*Task 1*: Reproduce the lines of the listing unchanged, starting at its first line and ending at the line that contains "data-point-open (334, 486, 351, 501)", with both of those lines included.
** START OF Selected passage **
When I was in high school, my dad and I were not the best of friends. Part of it was that we were so much alike we budded heads all the time. In my early adulthood, we still did not have much to say to each other, but we got along better.
This may not sound like much of a tribute, but wait. After my mom passed away, I would visit my dad and we would literally sit across from each other without much to say after the weather and the news. As time went on, though, he would talk about his childhood, his teen years, his choices. In the last years of his life, I got to know him very well. Especially after he moved in with me and my family. I heard many, many stories that gave me a better picture of who he was.
I heard, for example, of the day he left for Mexico, pretending that he would come back, but having no intention of returning. I was less than a year old and he was overwhelmed with the idea of being a husband and father. His father had left before he was even born and there were no male role models in the home he grew up. In fact, he himself had been the male role model for his siblings, whom he financially supported since he was a kid! But as the days went by in Mexico, he missed us. He began to think of his growing up years and the challenges of growing up without a dad and that motivated him to come back and he never considered it again.
** END OF Selected passage **
** START OF Data for this task **
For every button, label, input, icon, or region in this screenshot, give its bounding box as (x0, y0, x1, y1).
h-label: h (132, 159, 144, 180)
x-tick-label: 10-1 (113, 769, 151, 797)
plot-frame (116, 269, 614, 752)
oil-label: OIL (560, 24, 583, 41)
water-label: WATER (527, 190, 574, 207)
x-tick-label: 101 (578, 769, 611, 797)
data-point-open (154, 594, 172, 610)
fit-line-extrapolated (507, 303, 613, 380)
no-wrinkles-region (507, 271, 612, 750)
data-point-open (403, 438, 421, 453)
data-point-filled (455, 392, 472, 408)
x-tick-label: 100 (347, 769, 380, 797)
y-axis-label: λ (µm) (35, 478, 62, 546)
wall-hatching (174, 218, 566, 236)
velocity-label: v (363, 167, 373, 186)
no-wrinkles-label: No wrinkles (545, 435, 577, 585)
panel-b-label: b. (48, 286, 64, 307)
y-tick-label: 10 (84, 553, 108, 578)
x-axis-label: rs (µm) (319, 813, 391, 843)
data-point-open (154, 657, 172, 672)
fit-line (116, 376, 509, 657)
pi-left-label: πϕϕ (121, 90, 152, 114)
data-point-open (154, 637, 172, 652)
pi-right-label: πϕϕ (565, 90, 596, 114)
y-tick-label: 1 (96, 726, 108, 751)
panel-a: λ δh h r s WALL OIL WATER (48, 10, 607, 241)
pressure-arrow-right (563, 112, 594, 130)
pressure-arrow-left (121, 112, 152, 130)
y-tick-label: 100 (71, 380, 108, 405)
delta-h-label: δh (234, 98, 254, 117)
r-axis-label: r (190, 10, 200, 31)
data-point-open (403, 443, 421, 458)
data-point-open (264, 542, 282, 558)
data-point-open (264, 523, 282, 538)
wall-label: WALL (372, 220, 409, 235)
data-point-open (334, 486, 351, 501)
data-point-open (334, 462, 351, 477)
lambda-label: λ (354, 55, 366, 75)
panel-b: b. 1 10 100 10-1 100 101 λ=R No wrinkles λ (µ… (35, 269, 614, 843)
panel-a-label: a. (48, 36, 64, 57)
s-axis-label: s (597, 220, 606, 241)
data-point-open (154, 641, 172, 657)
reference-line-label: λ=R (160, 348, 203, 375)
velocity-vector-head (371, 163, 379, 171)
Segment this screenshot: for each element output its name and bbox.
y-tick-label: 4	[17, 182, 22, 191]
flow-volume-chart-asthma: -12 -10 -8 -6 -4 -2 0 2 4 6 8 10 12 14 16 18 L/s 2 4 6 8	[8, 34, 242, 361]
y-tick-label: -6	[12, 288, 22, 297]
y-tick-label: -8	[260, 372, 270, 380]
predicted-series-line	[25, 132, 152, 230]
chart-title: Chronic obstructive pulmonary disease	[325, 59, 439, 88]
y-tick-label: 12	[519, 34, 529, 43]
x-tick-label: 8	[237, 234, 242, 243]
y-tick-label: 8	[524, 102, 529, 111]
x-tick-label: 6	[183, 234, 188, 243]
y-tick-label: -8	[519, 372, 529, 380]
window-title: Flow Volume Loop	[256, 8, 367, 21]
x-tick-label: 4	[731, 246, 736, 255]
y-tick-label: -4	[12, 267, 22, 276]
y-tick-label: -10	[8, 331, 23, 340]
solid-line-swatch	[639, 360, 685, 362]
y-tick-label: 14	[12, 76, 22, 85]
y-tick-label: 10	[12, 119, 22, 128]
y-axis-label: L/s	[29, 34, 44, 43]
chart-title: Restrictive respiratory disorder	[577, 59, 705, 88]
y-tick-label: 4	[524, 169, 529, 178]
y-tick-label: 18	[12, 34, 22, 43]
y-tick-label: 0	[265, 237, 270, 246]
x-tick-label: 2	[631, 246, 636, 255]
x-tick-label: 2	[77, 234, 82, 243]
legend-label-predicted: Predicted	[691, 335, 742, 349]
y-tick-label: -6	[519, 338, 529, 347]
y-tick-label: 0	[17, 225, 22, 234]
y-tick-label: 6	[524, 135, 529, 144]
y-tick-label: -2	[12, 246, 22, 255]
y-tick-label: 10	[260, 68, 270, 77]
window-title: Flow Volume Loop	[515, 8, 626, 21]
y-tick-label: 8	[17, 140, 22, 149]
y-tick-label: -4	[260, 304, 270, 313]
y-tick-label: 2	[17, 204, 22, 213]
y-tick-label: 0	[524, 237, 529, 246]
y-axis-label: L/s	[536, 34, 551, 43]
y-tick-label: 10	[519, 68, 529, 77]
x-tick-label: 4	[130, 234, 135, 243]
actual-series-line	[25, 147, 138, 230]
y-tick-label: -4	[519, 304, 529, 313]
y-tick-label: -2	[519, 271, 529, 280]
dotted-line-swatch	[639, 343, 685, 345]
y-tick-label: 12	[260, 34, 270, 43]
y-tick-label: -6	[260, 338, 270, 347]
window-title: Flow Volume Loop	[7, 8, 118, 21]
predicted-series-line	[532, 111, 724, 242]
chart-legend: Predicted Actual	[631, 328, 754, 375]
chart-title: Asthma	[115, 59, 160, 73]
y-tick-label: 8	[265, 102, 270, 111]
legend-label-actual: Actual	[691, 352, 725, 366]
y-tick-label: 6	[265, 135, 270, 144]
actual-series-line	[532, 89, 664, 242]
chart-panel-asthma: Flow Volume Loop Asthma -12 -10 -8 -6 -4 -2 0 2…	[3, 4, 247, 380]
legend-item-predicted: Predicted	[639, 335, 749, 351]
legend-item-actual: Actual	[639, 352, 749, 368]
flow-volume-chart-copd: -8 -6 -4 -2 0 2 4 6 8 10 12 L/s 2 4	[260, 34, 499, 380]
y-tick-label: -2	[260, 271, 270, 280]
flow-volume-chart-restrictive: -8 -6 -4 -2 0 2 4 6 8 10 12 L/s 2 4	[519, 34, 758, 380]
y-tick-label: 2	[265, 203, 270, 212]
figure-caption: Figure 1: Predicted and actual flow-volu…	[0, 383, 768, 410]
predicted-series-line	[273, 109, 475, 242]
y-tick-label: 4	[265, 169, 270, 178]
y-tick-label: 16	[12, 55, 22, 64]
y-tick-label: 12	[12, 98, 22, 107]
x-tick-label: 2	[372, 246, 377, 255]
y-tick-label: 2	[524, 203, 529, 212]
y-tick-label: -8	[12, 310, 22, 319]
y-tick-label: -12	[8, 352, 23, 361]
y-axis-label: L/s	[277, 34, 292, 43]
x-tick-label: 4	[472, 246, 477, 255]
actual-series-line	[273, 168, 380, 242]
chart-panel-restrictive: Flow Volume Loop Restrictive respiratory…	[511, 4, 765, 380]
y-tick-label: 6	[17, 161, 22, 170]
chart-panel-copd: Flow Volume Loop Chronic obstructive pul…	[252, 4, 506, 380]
** END OF Data for this task **
*Task 2*: In the tribute to the writer's dad, what subjects did the dad begin to talk about as time went on? List every one.

*Worked answer 1*:
For every button, label, input, icon, or region in this screenshot, give its bounding box as (x0, y0, x1, y1).
h-label: h (132, 159, 144, 180)
x-tick-label: 10-1 (113, 769, 151, 797)
plot-frame (116, 269, 614, 752)
oil-label: OIL (560, 24, 583, 41)
water-label: WATER (527, 190, 574, 207)
x-tick-label: 101 (578, 769, 611, 797)
data-point-open (154, 594, 172, 610)
fit-line-extrapolated (507, 303, 613, 380)
no-wrinkles-region (507, 271, 612, 750)
data-point-open (403, 438, 421, 453)
data-point-filled (455, 392, 472, 408)
x-tick-label: 100 (347, 769, 380, 797)
y-axis-label: λ (µm) (35, 478, 62, 546)
wall-hatching (174, 218, 566, 236)
velocity-label: v (363, 167, 373, 186)
no-wrinkles-label: No wrinkles (545, 435, 577, 585)
panel-b-label: b. (48, 286, 64, 307)
y-tick-label: 10 (84, 553, 108, 578)
x-axis-label: rs (µm) (319, 813, 391, 843)
data-point-open (154, 657, 172, 672)
fit-line (116, 376, 509, 657)
pi-left-label: πϕϕ (121, 90, 152, 114)
data-point-open (154, 637, 172, 652)
pi-right-label: πϕϕ (565, 90, 596, 114)
y-tick-label: 1 (96, 726, 108, 751)
panel-a: λ δh h r s WALL OIL WATER (48, 10, 607, 241)
pressure-arrow-right (563, 112, 594, 130)
pressure-arrow-left (121, 112, 152, 130)
y-tick-label: 100 (71, 380, 108, 405)
delta-h-label: δh (234, 98, 254, 117)
r-axis-label: r (190, 10, 200, 31)
data-point-open (403, 443, 421, 458)
data-point-open (264, 542, 282, 558)
data-point-open (264, 523, 282, 538)
wall-label: WALL (372, 220, 409, 235)
data-point-open (334, 486, 351, 501)

*Worked answer 2*:
- his childhood
- his teen years
- his choices